◆ **WHAT THIS TASK INVOLVES**:
Look through the data below and return each line where "jokes" appears.

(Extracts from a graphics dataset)

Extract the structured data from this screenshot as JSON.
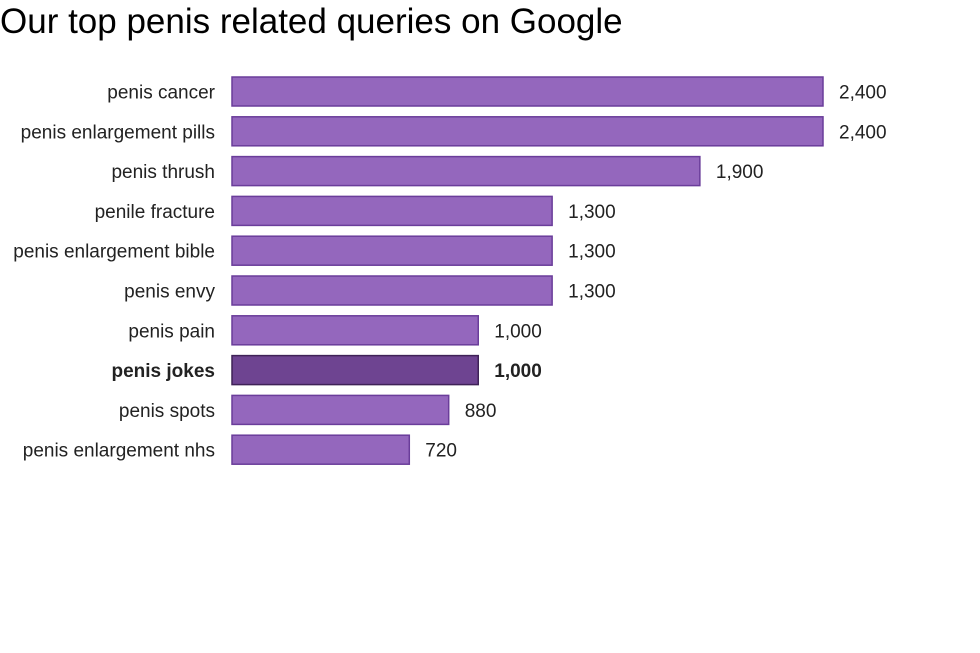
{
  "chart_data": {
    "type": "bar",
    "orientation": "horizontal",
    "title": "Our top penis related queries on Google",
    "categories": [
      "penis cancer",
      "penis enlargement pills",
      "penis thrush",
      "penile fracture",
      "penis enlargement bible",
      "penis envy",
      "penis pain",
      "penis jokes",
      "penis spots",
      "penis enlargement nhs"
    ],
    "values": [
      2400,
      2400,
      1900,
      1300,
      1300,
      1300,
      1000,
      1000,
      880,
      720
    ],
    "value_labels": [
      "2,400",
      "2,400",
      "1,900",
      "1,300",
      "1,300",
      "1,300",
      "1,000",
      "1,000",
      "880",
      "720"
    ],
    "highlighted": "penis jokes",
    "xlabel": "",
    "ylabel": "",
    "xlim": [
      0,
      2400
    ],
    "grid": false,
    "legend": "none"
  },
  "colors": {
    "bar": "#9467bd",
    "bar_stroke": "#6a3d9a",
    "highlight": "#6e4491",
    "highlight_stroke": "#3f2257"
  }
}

---

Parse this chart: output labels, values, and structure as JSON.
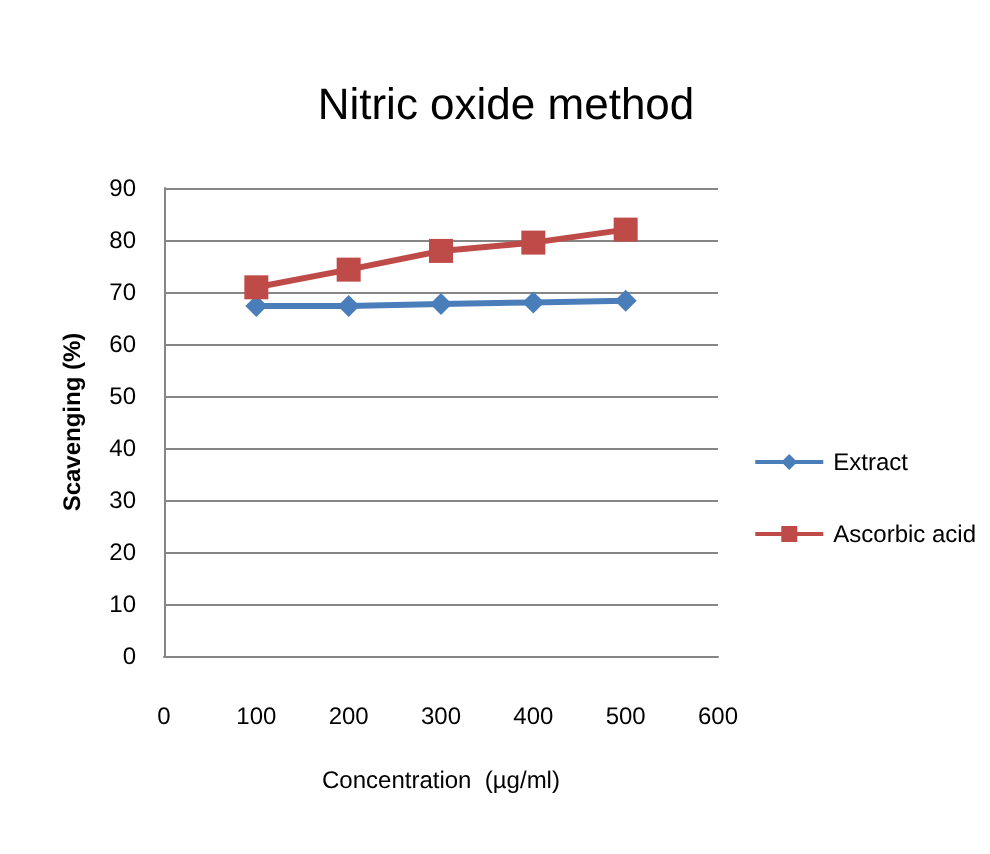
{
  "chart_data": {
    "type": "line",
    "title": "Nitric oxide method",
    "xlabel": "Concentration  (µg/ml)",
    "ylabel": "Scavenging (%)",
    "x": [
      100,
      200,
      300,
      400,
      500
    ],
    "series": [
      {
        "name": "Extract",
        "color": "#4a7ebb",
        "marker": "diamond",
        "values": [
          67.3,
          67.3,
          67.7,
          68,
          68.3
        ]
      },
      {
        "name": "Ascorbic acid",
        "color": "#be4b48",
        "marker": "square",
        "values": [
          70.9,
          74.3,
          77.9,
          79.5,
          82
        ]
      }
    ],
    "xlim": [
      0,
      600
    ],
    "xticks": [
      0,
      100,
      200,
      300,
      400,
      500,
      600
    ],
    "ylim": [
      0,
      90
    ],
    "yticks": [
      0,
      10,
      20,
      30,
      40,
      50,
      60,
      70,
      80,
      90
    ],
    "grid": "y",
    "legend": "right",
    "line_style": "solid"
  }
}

◆ **WRITTEN ANSWER**:
      "penis jokes",
    "highlighted": "penis jokes",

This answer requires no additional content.